Aim of the exercise:
Please report every line from the material that contains the word "Confidence".

Dataset rows:

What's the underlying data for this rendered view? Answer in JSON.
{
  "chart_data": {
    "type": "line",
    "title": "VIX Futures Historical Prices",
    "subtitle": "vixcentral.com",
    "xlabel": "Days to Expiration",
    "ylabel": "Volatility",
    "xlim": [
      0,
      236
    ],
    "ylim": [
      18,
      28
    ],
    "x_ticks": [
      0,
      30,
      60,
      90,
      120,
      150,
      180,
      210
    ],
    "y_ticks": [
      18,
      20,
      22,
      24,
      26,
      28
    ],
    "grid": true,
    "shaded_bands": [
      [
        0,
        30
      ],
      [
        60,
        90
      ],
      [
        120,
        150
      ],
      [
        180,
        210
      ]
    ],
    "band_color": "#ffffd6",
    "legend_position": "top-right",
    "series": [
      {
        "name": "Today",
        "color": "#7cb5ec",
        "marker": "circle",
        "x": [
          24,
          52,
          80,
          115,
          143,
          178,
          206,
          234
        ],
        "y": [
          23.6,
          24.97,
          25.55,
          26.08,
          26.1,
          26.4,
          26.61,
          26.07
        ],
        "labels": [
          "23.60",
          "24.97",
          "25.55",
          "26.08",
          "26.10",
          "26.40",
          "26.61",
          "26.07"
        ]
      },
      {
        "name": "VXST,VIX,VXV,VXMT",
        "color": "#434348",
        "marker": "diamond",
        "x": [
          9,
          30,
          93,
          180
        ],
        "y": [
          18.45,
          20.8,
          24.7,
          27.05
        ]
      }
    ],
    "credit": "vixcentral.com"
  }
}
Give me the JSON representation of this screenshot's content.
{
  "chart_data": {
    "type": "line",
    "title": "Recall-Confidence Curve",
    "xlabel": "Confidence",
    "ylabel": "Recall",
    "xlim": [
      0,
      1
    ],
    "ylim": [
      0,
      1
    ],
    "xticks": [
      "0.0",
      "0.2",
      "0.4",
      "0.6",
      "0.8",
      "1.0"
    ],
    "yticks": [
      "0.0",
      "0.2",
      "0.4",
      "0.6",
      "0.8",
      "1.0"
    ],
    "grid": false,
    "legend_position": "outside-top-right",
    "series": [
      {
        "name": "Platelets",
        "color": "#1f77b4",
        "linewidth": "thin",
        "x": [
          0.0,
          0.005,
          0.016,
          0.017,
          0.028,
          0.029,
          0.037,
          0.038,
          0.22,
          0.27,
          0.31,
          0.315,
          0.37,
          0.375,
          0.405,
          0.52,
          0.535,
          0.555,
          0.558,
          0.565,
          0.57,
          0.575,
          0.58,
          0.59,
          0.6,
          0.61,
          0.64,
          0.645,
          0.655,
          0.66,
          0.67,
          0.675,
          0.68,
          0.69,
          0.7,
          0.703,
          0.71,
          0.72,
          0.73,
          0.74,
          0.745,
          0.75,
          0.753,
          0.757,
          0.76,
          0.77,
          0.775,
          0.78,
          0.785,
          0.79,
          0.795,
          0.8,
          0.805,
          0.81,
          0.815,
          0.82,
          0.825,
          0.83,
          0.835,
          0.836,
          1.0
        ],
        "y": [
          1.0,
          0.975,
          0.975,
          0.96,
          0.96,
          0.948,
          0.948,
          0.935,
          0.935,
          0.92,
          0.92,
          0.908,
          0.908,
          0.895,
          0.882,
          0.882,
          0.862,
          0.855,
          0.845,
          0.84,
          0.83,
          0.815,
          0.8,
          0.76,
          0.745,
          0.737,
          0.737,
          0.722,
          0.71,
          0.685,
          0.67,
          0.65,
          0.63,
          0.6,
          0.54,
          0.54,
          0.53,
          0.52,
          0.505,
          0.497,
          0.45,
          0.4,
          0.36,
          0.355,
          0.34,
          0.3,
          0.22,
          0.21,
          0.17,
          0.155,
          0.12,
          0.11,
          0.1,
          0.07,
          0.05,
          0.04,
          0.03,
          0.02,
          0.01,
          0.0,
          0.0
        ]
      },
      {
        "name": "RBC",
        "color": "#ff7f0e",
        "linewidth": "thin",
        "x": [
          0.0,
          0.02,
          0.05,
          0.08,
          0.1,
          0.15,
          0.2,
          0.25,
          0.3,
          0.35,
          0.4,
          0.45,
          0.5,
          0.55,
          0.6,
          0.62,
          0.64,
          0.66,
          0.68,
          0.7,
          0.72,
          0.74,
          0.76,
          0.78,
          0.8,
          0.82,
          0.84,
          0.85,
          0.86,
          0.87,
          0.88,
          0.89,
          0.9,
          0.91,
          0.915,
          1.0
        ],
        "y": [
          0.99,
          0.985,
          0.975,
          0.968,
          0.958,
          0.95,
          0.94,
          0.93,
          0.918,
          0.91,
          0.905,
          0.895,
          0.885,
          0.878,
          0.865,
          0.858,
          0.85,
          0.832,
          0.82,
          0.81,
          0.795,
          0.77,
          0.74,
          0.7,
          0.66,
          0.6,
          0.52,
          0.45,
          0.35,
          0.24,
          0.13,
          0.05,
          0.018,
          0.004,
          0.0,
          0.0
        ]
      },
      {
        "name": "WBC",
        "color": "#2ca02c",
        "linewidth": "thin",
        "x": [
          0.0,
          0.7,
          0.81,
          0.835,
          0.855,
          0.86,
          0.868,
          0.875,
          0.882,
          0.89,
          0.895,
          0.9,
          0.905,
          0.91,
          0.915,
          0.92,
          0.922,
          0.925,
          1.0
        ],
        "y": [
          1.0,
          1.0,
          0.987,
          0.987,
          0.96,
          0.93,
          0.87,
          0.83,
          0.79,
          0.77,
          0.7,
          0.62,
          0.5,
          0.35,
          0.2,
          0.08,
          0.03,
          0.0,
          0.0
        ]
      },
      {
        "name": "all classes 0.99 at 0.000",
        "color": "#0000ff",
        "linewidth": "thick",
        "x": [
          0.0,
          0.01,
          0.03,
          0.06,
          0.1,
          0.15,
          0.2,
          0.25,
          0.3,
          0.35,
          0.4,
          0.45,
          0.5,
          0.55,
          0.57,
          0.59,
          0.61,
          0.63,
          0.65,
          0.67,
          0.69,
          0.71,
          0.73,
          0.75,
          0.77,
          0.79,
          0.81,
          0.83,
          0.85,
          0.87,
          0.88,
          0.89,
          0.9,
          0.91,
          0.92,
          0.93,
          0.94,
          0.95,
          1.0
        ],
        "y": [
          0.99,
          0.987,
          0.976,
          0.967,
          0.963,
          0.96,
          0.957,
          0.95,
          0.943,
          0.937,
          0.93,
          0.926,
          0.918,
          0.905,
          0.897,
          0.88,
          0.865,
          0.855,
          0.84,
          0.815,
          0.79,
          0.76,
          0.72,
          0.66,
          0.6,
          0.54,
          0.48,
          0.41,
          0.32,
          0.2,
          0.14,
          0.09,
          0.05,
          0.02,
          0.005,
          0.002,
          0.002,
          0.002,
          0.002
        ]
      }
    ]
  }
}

Task solution:
    "title": "Recall-Confidence Curve",
    "xlabel": "Confidence",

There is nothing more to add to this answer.